* [WRITTEN EXERCISE] Transcribe all the entries word for word, omitting any pictures they contain.

(Figure collection entries)
┌──
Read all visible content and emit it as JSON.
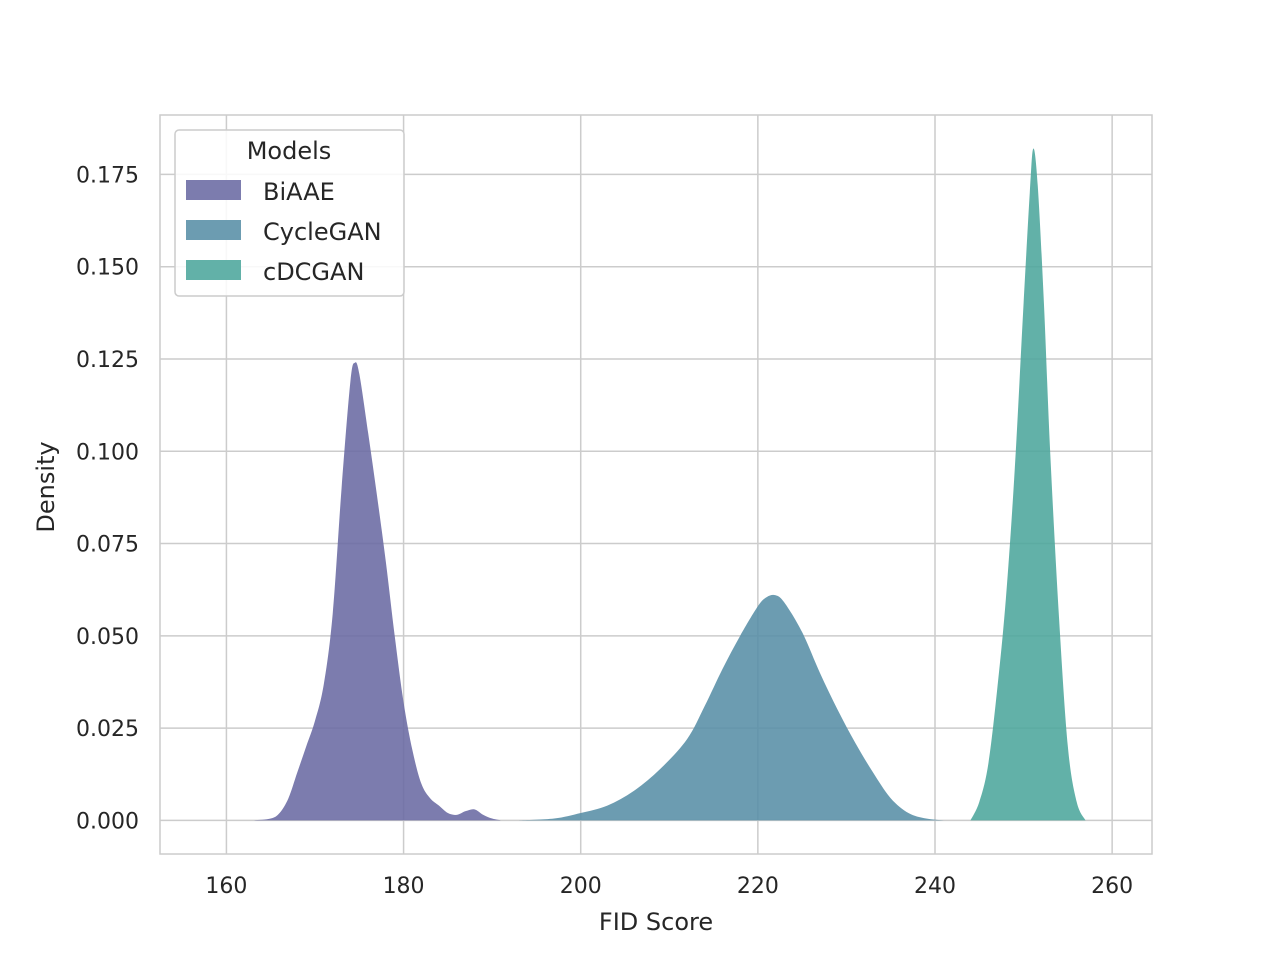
{
  "chart_data": {
    "type": "area",
    "xlabel": "FID Score",
    "ylabel": "Density",
    "xlim": [
      152.5,
      264.5
    ],
    "ylim": [
      -0.0091,
      0.1911
    ],
    "x_ticks": [
      160,
      180,
      200,
      220,
      240,
      260
    ],
    "x_tick_labels": [
      "160",
      "180",
      "200",
      "220",
      "240",
      "260"
    ],
    "y_ticks": [
      0.0,
      0.025,
      0.05,
      0.075,
      0.1,
      0.125,
      0.15,
      0.175
    ],
    "y_tick_labels": [
      "0.000",
      "0.025",
      "0.050",
      "0.075",
      "0.100",
      "0.125",
      "0.150",
      "0.175"
    ],
    "grid": true,
    "legend": {
      "title": "Models",
      "placement": "top-left"
    },
    "series": [
      {
        "name": "BiAAE",
        "color": "#6a6aa3",
        "points": [
          [
            163,
            0.0
          ],
          [
            165,
            0.0005
          ],
          [
            166,
            0.002
          ],
          [
            167,
            0.006
          ],
          [
            168,
            0.013
          ],
          [
            169,
            0.02
          ],
          [
            170,
            0.027
          ],
          [
            171,
            0.037
          ],
          [
            172,
            0.056
          ],
          [
            173,
            0.09
          ],
          [
            174,
            0.119
          ],
          [
            174.5,
            0.124
          ],
          [
            175,
            0.121
          ],
          [
            176,
            0.105
          ],
          [
            177,
            0.088
          ],
          [
            178,
            0.07
          ],
          [
            179,
            0.05
          ],
          [
            180,
            0.032
          ],
          [
            181,
            0.019
          ],
          [
            182,
            0.01
          ],
          [
            183,
            0.006
          ],
          [
            184,
            0.004
          ],
          [
            185,
            0.002
          ],
          [
            186,
            0.0015
          ],
          [
            187,
            0.0025
          ],
          [
            188,
            0.003
          ],
          [
            189,
            0.0015
          ],
          [
            190,
            0.0005
          ],
          [
            191,
            0.0
          ]
        ]
      },
      {
        "name": "CycleGAN",
        "color": "#588ea6",
        "points": [
          [
            193,
            0.0
          ],
          [
            197,
            0.0005
          ],
          [
            200,
            0.002
          ],
          [
            203,
            0.004
          ],
          [
            206,
            0.008
          ],
          [
            209,
            0.014
          ],
          [
            212,
            0.022
          ],
          [
            214,
            0.031
          ],
          [
            216,
            0.041
          ],
          [
            218,
            0.05
          ],
          [
            220,
            0.058
          ],
          [
            221,
            0.0605
          ],
          [
            222,
            0.061
          ],
          [
            223,
            0.059
          ],
          [
            225,
            0.051
          ],
          [
            227,
            0.04
          ],
          [
            229,
            0.03
          ],
          [
            231,
            0.021
          ],
          [
            233,
            0.013
          ],
          [
            235,
            0.006
          ],
          [
            237,
            0.002
          ],
          [
            239,
            0.0005
          ],
          [
            241,
            0.0
          ]
        ]
      },
      {
        "name": "cDCGAN",
        "color": "#4ca69c",
        "points": [
          [
            244,
            0.0
          ],
          [
            245,
            0.005
          ],
          [
            246,
            0.015
          ],
          [
            247,
            0.035
          ],
          [
            248,
            0.06
          ],
          [
            249,
            0.095
          ],
          [
            250,
            0.14
          ],
          [
            250.7,
            0.17
          ],
          [
            251.1,
            0.182
          ],
          [
            251.6,
            0.172
          ],
          [
            252.3,
            0.14
          ],
          [
            253,
            0.1
          ],
          [
            254,
            0.055
          ],
          [
            255,
            0.02
          ],
          [
            256,
            0.005
          ],
          [
            257,
            0.0
          ]
        ]
      }
    ]
  }
}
└──
* [SOLUTION FOR THIS EXERCISE]
Read all visible content and emit it as JSON.
{
  "chart_data": {
    "type": "area",
    "xlabel": "FID Score",
    "ylabel": "Density",
    "xlim": [
      152.5,
      264.5
    ],
    "ylim": [
      -0.0091,
      0.1911
    ],
    "x_ticks": [
      160,
      180,
      200,
      220,
      240,
      260
    ],
    "x_tick_labels": [
      "160",
      "180",
      "200",
      "220",
      "240",
      "260"
    ],
    "y_ticks": [
      0.0,
      0.025,
      0.05,
      0.075,
      0.1,
      0.125,
      0.15,
      0.175
    ],
    "y_tick_labels": [
      "0.000",
      "0.025",
      "0.050",
      "0.075",
      "0.100",
      "0.125",
      "0.150",
      "0.175"
    ],
    "grid": true,
    "legend": {
      "title": "Models",
      "placement": "top-left"
    },
    "series": [
      {
        "name": "BiAAE",
        "color": "#6a6aa3",
        "points": [
          [
            163,
            0.0
          ],
          [
            165,
            0.0005
          ],
          [
            166,
            0.002
          ],
          [
            167,
            0.006
          ],
          [
            168,
            0.013
          ],
          [
            169,
            0.02
          ],
          [
            170,
            0.027
          ],
          [
            171,
            0.037
          ],
          [
            172,
            0.056
          ],
          [
            173,
            0.09
          ],
          [
            174,
            0.119
          ],
          [
            174.5,
            0.124
          ],
          [
            175,
            0.121
          ],
          [
            176,
            0.105
          ],
          [
            177,
            0.088
          ],
          [
            178,
            0.07
          ],
          [
            179,
            0.05
          ],
          [
            180,
            0.032
          ],
          [
            181,
            0.019
          ],
          [
            182,
            0.01
          ],
          [
            183,
            0.006
          ],
          [
            184,
            0.004
          ],
          [
            185,
            0.002
          ],
          [
            186,
            0.0015
          ],
          [
            187,
            0.0025
          ],
          [
            188,
            0.003
          ],
          [
            189,
            0.0015
          ],
          [
            190,
            0.0005
          ],
          [
            191,
            0.0
          ]
        ]
      },
      {
        "name": "CycleGAN",
        "color": "#588ea6",
        "points": [
          [
            193,
            0.0
          ],
          [
            197,
            0.0005
          ],
          [
            200,
            0.002
          ],
          [
            203,
            0.004
          ],
          [
            206,
            0.008
          ],
          [
            209,
            0.014
          ],
          [
            212,
            0.022
          ],
          [
            214,
            0.031
          ],
          [
            216,
            0.041
          ],
          [
            218,
            0.05
          ],
          [
            220,
            0.058
          ],
          [
            221,
            0.0605
          ],
          [
            222,
            0.061
          ],
          [
            223,
            0.059
          ],
          [
            225,
            0.051
          ],
          [
            227,
            0.04
          ],
          [
            229,
            0.03
          ],
          [
            231,
            0.021
          ],
          [
            233,
            0.013
          ],
          [
            235,
            0.006
          ],
          [
            237,
            0.002
          ],
          [
            239,
            0.0005
          ],
          [
            241,
            0.0
          ]
        ]
      },
      {
        "name": "cDCGAN",
        "color": "#4ca69c",
        "points": [
          [
            244,
            0.0
          ],
          [
            245,
            0.005
          ],
          [
            246,
            0.015
          ],
          [
            247,
            0.035
          ],
          [
            248,
            0.06
          ],
          [
            249,
            0.095
          ],
          [
            250,
            0.14
          ],
          [
            250.7,
            0.17
          ],
          [
            251.1,
            0.182
          ],
          [
            251.6,
            0.172
          ],
          [
            252.3,
            0.14
          ],
          [
            253,
            0.1
          ],
          [
            254,
            0.055
          ],
          [
            255,
            0.02
          ],
          [
            256,
            0.005
          ],
          [
            257,
            0.0
          ]
        ]
      }
    ]
  }
}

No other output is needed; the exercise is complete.